**WHAT IS NEEDED**
Every entry needs to be reproduced exactly.

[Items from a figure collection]

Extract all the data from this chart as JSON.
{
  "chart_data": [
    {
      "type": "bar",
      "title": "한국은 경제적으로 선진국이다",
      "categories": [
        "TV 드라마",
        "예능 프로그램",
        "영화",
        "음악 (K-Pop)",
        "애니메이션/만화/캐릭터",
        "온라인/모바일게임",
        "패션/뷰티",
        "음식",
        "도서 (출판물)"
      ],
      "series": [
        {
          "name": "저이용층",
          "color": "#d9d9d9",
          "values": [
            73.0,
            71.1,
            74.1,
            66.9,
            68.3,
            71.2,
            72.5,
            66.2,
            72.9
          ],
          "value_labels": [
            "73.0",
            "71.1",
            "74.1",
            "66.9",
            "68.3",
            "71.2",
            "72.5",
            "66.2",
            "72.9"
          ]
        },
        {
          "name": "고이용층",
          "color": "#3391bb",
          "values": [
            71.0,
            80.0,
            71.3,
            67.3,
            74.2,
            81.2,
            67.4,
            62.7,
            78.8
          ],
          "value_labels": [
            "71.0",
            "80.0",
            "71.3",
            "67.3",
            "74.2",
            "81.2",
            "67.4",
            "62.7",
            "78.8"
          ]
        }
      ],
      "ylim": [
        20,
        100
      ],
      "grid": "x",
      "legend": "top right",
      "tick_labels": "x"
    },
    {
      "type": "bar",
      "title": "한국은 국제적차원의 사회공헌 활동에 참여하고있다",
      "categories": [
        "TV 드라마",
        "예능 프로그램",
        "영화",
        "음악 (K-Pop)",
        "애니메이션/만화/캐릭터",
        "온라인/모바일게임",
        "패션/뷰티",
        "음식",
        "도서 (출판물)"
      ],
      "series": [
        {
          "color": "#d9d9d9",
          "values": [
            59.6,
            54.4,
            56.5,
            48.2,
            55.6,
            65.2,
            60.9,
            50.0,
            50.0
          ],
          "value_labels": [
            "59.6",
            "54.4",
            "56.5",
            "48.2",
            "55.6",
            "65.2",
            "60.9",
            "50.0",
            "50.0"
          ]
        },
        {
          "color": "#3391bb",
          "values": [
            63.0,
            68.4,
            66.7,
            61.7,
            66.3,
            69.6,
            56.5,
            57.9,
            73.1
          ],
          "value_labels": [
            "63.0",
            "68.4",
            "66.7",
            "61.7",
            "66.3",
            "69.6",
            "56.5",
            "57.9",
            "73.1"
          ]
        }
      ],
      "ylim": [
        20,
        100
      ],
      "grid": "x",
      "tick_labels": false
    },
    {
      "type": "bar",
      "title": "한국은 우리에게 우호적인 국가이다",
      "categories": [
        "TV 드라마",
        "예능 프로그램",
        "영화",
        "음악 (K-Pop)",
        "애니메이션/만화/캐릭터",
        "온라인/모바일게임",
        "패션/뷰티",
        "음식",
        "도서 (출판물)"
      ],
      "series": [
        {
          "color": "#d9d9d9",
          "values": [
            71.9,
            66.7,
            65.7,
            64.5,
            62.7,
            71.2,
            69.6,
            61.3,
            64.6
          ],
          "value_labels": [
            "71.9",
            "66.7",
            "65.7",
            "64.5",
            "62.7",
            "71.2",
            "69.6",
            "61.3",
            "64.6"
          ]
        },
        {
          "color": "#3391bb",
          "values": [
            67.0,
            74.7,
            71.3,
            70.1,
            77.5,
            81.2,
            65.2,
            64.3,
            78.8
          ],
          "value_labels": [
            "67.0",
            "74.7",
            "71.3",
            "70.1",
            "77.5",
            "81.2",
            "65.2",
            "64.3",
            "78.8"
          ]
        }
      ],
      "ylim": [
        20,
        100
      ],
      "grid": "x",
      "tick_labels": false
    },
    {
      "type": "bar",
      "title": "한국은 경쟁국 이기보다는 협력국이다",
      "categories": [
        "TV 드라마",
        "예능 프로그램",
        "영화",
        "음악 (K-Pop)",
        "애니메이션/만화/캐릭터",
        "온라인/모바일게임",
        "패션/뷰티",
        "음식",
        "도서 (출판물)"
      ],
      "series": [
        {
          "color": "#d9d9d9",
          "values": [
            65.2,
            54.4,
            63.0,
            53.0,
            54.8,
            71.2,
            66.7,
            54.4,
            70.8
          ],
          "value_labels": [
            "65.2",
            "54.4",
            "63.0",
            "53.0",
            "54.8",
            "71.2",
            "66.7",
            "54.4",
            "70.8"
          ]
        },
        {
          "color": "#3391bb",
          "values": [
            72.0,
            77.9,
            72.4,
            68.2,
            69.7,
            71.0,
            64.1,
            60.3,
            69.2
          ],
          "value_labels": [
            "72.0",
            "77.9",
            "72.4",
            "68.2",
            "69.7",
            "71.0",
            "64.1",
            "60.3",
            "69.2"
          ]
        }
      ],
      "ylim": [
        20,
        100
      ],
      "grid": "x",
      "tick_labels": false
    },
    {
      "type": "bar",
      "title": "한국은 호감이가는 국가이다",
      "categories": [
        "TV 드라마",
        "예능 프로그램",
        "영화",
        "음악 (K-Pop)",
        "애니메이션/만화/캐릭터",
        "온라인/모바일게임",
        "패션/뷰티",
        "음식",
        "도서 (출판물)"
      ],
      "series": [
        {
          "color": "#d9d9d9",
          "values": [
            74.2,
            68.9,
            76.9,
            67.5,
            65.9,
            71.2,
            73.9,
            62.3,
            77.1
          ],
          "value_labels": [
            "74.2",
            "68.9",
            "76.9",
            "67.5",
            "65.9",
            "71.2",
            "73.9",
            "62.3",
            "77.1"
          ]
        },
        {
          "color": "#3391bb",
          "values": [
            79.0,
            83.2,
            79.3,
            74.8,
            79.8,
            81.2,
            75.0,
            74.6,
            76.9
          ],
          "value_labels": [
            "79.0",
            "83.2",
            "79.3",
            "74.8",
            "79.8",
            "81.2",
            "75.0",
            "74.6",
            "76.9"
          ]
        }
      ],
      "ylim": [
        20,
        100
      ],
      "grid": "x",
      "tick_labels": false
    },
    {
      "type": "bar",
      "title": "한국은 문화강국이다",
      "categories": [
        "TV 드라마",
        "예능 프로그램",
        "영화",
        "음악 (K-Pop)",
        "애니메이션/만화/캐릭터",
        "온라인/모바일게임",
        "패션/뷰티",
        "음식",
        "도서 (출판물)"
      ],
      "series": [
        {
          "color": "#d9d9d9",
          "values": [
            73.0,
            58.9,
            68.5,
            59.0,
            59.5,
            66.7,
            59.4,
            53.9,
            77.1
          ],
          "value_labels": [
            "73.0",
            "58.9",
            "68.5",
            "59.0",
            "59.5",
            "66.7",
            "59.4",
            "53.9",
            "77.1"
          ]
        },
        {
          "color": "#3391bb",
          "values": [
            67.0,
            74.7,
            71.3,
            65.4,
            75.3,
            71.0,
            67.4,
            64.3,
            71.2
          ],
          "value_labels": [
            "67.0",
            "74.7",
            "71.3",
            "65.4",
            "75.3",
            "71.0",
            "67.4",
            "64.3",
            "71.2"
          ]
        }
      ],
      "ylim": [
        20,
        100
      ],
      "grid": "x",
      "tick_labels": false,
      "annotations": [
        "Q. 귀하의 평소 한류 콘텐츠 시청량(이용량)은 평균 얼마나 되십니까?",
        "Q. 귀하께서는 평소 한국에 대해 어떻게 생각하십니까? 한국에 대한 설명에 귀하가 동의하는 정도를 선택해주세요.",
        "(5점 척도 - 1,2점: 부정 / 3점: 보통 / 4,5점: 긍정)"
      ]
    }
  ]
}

**SOLVED EXERCISE**
Extract all the data from this chart as JSON.
{
  "chart_data": [
    {
      "type": "bar",
      "title": "한국은 경제적으로 선진국이다",
      "categories": [
        "TV 드라마",
        "예능 프로그램",
        "영화",
        "음악 (K-Pop)",
        "애니메이션/만화/캐릭터",
        "온라인/모바일게임",
        "패션/뷰티",
        "음식",
        "도서 (출판물)"
      ],
      "series": [
        {
          "name": "저이용층",
          "color": "#d9d9d9",
          "values": [
            73.0,
            71.1,
            74.1,
            66.9,
            68.3,
            71.2,
            72.5,
            66.2,
            72.9
          ],
          "value_labels": [
            "73.0",
            "71.1",
            "74.1",
            "66.9",
            "68.3",
            "71.2",
            "72.5",
            "66.2",
            "72.9"
          ]
        },
        {
          "name": "고이용층",
          "color": "#3391bb",
          "values": [
            71.0,
            80.0,
            71.3,
            67.3,
            74.2,
            81.2,
            67.4,
            62.7,
            78.8
          ],
          "value_labels": [
            "71.0",
            "80.0",
            "71.3",
            "67.3",
            "74.2",
            "81.2",
            "67.4",
            "62.7",
            "78.8"
          ]
        }
      ],
      "ylim": [
        20,
        100
      ],
      "grid": "x",
      "legend": "top right",
      "tick_labels": "x"
    },
    {
      "type": "bar",
      "title": "한국은 국제적차원의 사회공헌 활동에 참여하고있다",
      "categories": [
        "TV 드라마",
        "예능 프로그램",
        "영화",
        "음악 (K-Pop)",
        "애니메이션/만화/캐릭터",
        "온라인/모바일게임",
        "패션/뷰티",
        "음식",
        "도서 (출판물)"
      ],
      "series": [
        {
          "color": "#d9d9d9",
          "values": [
            59.6,
            54.4,
            56.5,
            48.2,
            55.6,
            65.2,
            60.9,
            50.0,
            50.0
          ],
          "value_labels": [
            "59.6",
            "54.4",
            "56.5",
            "48.2",
            "55.6",
            "65.2",
            "60.9",
            "50.0",
            "50.0"
          ]
        },
        {
          "color": "#3391bb",
          "values": [
            63.0,
            68.4,
            66.7,
            61.7,
            66.3,
            69.6,
            56.5,
            57.9,
            73.1
          ],
          "value_labels": [
            "63.0",
            "68.4",
            "66.7",
            "61.7",
            "66.3",
            "69.6",
            "56.5",
            "57.9",
            "73.1"
          ]
        }
      ],
      "ylim": [
        20,
        100
      ],
      "grid": "x",
      "tick_labels": false
    },
    {
      "type": "bar",
      "title": "한국은 우리에게 우호적인 국가이다",
      "categories": [
        "TV 드라마",
        "예능 프로그램",
        "영화",
        "음악 (K-Pop)",
        "애니메이션/만화/캐릭터",
        "온라인/모바일게임",
        "패션/뷰티",
        "음식",
        "도서 (출판물)"
      ],
      "series": [
        {
          "color": "#d9d9d9",
          "values": [
            71.9,
            66.7,
            65.7,
            64.5,
            62.7,
            71.2,
            69.6,
            61.3,
            64.6
          ],
          "value_labels": [
            "71.9",
            "66.7",
            "65.7",
            "64.5",
            "62.7",
            "71.2",
            "69.6",
            "61.3",
            "64.6"
          ]
        },
        {
          "color": "#3391bb",
          "values": [
            67.0,
            74.7,
            71.3,
            70.1,
            77.5,
            81.2,
            65.2,
            64.3,
            78.8
          ],
          "value_labels": [
            "67.0",
            "74.7",
            "71.3",
            "70.1",
            "77.5",
            "81.2",
            "65.2",
            "64.3",
            "78.8"
          ]
        }
      ],
      "ylim": [
        20,
        100
      ],
      "grid": "x",
      "tick_labels": false
    },
    {
      "type": "bar",
      "title": "한국은 경쟁국 이기보다는 협력국이다",
      "categories": [
        "TV 드라마",
        "예능 프로그램",
        "영화",
        "음악 (K-Pop)",
        "애니메이션/만화/캐릭터",
        "온라인/모바일게임",
        "패션/뷰티",
        "음식",
        "도서 (출판물)"
      ],
      "series": [
        {
          "color": "#d9d9d9",
          "values": [
            65.2,
            54.4,
            63.0,
            53.0,
            54.8,
            71.2,
            66.7,
            54.4,
            70.8
          ],
          "value_labels": [
            "65.2",
            "54.4",
            "63.0",
            "53.0",
            "54.8",
            "71.2",
            "66.7",
            "54.4",
            "70.8"
          ]
        },
        {
          "color": "#3391bb",
          "values": [
            72.0,
            77.9,
            72.4,
            68.2,
            69.7,
            71.0,
            64.1,
            60.3,
            69.2
          ],
          "value_labels": [
            "72.0",
            "77.9",
            "72.4",
            "68.2",
            "69.7",
            "71.0",
            "64.1",
            "60.3",
            "69.2"
          ]
        }
      ],
      "ylim": [
        20,
        100
      ],
      "grid": "x",
      "tick_labels": false
    },
    {
      "type": "bar",
      "title": "한국은 호감이가는 국가이다",
      "categories": [
        "TV 드라마",
        "예능 프로그램",
        "영화",
        "음악 (K-Pop)",
        "애니메이션/만화/캐릭터",
        "온라인/모바일게임",
        "패션/뷰티",
        "음식",
        "도서 (출판물)"
      ],
      "series": [
        {
          "color": "#d9d9d9",
          "values": [
            74.2,
            68.9,
            76.9,
            67.5,
            65.9,
            71.2,
            73.9,
            62.3,
            77.1
          ],
          "value_labels": [
            "74.2",
            "68.9",
            "76.9",
            "67.5",
            "65.9",
            "71.2",
            "73.9",
            "62.3",
            "77.1"
          ]
        },
        {
          "color": "#3391bb",
          "values": [
            79.0,
            83.2,
            79.3,
            74.8,
            79.8,
            81.2,
            75.0,
            74.6,
            76.9
          ],
          "value_labels": [
            "79.0",
            "83.2",
            "79.3",
            "74.8",
            "79.8",
            "81.2",
            "75.0",
            "74.6",
            "76.9"
          ]
        }
      ],
      "ylim": [
        20,
        100
      ],
      "grid": "x",
      "tick_labels": false
    },
    {
      "type": "bar",
      "title": "한국은 문화강국이다",
      "categories": [
        "TV 드라마",
        "예능 프로그램",
        "영화",
        "음악 (K-Pop)",
        "애니메이션/만화/캐릭터",
        "온라인/모바일게임",
        "패션/뷰티",
        "음식",
        "도서 (출판물)"
      ],
      "series": [
        {
          "color": "#d9d9d9",
          "values": [
            73.0,
            58.9,
            68.5,
            59.0,
            59.5,
            66.7,
            59.4,
            53.9,
            77.1
          ],
          "value_labels": [
            "73.0",
            "58.9",
            "68.5",
            "59.0",
            "59.5",
            "66.7",
            "59.4",
            "53.9",
            "77.1"
          ]
        },
        {
          "color": "#3391bb",
          "values": [
            67.0,
            74.7,
            71.3,
            65.4,
            75.3,
            71.0,
            67.4,
            64.3,
            71.2
          ],
          "value_labels": [
            "67.0",
            "74.7",
            "71.3",
            "65.4",
            "75.3",
            "71.0",
            "67.4",
            "64.3",
            "71.2"
          ]
        }
      ],
      "ylim": [
        20,
        100
      ],
      "grid": "x",
      "tick_labels": false,
      "annotations": [
        "Q. 귀하의 평소 한류 콘텐츠 시청량(이용량)은 평균 얼마나 되십니까?",
        "Q. 귀하께서는 평소 한국에 대해 어떻게 생각하십니까? 한국에 대한 설명에 귀하가 동의하는 정도를 선택해주세요.",
        "(5점 척도 - 1,2점: 부정 / 3점: 보통 / 4,5점: 긍정)"
      ]
    }
  ]
}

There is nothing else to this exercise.